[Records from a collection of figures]
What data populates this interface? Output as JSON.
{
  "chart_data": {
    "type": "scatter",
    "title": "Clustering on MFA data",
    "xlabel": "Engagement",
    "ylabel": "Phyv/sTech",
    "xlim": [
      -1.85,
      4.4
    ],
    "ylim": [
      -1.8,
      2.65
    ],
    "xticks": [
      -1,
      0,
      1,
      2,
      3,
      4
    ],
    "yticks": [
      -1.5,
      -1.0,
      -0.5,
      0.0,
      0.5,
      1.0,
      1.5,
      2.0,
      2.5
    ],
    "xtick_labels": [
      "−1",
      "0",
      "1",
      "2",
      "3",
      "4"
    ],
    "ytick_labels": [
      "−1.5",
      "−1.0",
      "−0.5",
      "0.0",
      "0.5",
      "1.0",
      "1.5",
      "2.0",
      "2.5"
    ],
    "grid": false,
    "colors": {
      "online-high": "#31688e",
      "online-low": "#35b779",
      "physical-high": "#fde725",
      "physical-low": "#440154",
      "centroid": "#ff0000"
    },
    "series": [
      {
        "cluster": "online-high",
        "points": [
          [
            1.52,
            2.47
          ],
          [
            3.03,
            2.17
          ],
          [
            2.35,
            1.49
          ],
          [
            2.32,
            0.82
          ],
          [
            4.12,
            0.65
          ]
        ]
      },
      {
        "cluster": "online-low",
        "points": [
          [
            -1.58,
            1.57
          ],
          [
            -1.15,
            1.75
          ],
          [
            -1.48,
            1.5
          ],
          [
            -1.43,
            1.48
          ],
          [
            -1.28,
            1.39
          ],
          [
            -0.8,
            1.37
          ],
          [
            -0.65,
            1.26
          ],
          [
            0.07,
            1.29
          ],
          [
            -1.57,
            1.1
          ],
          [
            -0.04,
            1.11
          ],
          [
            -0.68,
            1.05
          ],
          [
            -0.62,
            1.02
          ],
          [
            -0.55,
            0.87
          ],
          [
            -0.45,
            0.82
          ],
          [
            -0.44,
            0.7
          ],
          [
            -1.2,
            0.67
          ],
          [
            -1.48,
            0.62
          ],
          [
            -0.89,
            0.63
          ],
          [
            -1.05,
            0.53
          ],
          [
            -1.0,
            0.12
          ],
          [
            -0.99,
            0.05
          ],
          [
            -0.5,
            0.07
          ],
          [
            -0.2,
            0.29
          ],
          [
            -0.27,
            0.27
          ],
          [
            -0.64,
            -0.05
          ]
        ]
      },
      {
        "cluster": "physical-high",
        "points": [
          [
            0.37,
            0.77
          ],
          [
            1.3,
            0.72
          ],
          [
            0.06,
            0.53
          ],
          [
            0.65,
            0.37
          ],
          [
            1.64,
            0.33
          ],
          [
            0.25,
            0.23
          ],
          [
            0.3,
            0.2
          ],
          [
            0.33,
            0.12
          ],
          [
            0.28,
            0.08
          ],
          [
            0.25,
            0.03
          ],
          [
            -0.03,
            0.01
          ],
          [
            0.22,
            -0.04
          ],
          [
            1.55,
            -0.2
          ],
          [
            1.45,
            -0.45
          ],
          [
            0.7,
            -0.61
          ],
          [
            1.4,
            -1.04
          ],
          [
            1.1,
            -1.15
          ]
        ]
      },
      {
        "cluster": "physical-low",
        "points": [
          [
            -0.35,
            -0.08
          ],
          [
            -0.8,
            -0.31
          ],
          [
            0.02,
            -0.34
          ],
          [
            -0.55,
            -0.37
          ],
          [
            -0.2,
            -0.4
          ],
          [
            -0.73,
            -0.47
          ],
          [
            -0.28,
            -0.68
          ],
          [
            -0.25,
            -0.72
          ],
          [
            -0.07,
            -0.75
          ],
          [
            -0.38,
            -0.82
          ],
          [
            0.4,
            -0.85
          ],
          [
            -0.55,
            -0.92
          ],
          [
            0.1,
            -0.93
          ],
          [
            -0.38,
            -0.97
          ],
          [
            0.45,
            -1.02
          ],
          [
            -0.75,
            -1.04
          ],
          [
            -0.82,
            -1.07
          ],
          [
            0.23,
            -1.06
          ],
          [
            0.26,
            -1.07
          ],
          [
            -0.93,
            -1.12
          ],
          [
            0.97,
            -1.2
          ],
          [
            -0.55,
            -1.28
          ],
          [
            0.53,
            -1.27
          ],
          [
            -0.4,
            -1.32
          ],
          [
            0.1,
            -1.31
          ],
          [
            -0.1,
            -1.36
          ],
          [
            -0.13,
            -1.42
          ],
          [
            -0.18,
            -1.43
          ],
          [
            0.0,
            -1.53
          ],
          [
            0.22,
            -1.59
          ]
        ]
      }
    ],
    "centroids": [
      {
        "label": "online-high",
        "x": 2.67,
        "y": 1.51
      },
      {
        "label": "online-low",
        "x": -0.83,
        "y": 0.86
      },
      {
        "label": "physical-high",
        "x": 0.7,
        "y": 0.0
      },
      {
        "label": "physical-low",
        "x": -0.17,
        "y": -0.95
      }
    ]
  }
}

# EXERCISE GOAL:
Return every record, word for word.

# RIGHT ANSWER:
What data populates this interface? Output as JSON.
{
  "chart_data": {
    "type": "scatter",
    "title": "Clustering on MFA data",
    "xlabel": "Engagement",
    "ylabel": "Phyv/sTech",
    "xlim": [
      -1.85,
      4.4
    ],
    "ylim": [
      -1.8,
      2.65
    ],
    "xticks": [
      -1,
      0,
      1,
      2,
      3,
      4
    ],
    "yticks": [
      -1.5,
      -1.0,
      -0.5,
      0.0,
      0.5,
      1.0,
      1.5,
      2.0,
      2.5
    ],
    "xtick_labels": [
      "−1",
      "0",
      "1",
      "2",
      "3",
      "4"
    ],
    "ytick_labels": [
      "−1.5",
      "−1.0",
      "−0.5",
      "0.0",
      "0.5",
      "1.0",
      "1.5",
      "2.0",
      "2.5"
    ],
    "grid": false,
    "colors": {
      "online-high": "#31688e",
      "online-low": "#35b779",
      "physical-high": "#fde725",
      "physical-low": "#440154",
      "centroid": "#ff0000"
    },
    "series": [
      {
        "cluster": "online-high",
        "points": [
          [
            1.52,
            2.47
          ],
          [
            3.03,
            2.17
          ],
          [
            2.35,
            1.49
          ],
          [
            2.32,
            0.82
          ],
          [
            4.12,
            0.65
          ]
        ]
      },
      {
        "cluster": "online-low",
        "points": [
          [
            -1.58,
            1.57
          ],
          [
            -1.15,
            1.75
          ],
          [
            -1.48,
            1.5
          ],
          [
            -1.43,
            1.48
          ],
          [
            -1.28,
            1.39
          ],
          [
            -0.8,
            1.37
          ],
          [
            -0.65,
            1.26
          ],
          [
            0.07,
            1.29
          ],
          [
            -1.57,
            1.1
          ],
          [
            -0.04,
            1.11
          ],
          [
            -0.68,
            1.05
          ],
          [
            -0.62,
            1.02
          ],
          [
            -0.55,
            0.87
          ],
          [
            -0.45,
            0.82
          ],
          [
            -0.44,
            0.7
          ],
          [
            -1.2,
            0.67
          ],
          [
            -1.48,
            0.62
          ],
          [
            -0.89,
            0.63
          ],
          [
            -1.05,
            0.53
          ],
          [
            -1.0,
            0.12
          ],
          [
            -0.99,
            0.05
          ],
          [
            -0.5,
            0.07
          ],
          [
            -0.2,
            0.29
          ],
          [
            -0.27,
            0.27
          ],
          [
            -0.64,
            -0.05
          ]
        ]
      },
      {
        "cluster": "physical-high",
        "points": [
          [
            0.37,
            0.77
          ],
          [
            1.3,
            0.72
          ],
          [
            0.06,
            0.53
          ],
          [
            0.65,
            0.37
          ],
          [
            1.64,
            0.33
          ],
          [
            0.25,
            0.23
          ],
          [
            0.3,
            0.2
          ],
          [
            0.33,
            0.12
          ],
          [
            0.28,
            0.08
          ],
          [
            0.25,
            0.03
          ],
          [
            -0.03,
            0.01
          ],
          [
            0.22,
            -0.04
          ],
          [
            1.55,
            -0.2
          ],
          [
            1.45,
            -0.45
          ],
          [
            0.7,
            -0.61
          ],
          [
            1.4,
            -1.04
          ],
          [
            1.1,
            -1.15
          ]
        ]
      },
      {
        "cluster": "physical-low",
        "points": [
          [
            -0.35,
            -0.08
          ],
          [
            -0.8,
            -0.31
          ],
          [
            0.02,
            -0.34
          ],
          [
            -0.55,
            -0.37
          ],
          [
            -0.2,
            -0.4
          ],
          [
            -0.73,
            -0.47
          ],
          [
            -0.28,
            -0.68
          ],
          [
            -0.25,
            -0.72
          ],
          [
            -0.07,
            -0.75
          ],
          [
            -0.38,
            -0.82
          ],
          [
            0.4,
            -0.85
          ],
          [
            -0.55,
            -0.92
          ],
          [
            0.1,
            -0.93
          ],
          [
            -0.38,
            -0.97
          ],
          [
            0.45,
            -1.02
          ],
          [
            -0.75,
            -1.04
          ],
          [
            -0.82,
            -1.07
          ],
          [
            0.23,
            -1.06
          ],
          [
            0.26,
            -1.07
          ],
          [
            -0.93,
            -1.12
          ],
          [
            0.97,
            -1.2
          ],
          [
            -0.55,
            -1.28
          ],
          [
            0.53,
            -1.27
          ],
          [
            -0.4,
            -1.32
          ],
          [
            0.1,
            -1.31
          ],
          [
            -0.1,
            -1.36
          ],
          [
            -0.13,
            -1.42
          ],
          [
            -0.18,
            -1.43
          ],
          [
            0.0,
            -1.53
          ],
          [
            0.22,
            -1.59
          ]
        ]
      }
    ],
    "centroids": [
      {
        "label": "online-high",
        "x": 2.67,
        "y": 1.51
      },
      {
        "label": "online-low",
        "x": -0.83,
        "y": 0.86
      },
      {
        "label": "physical-high",
        "x": 0.7,
        "y": 0.0
      },
      {
        "label": "physical-low",
        "x": -0.17,
        "y": -0.95
      }
    ]
  }
}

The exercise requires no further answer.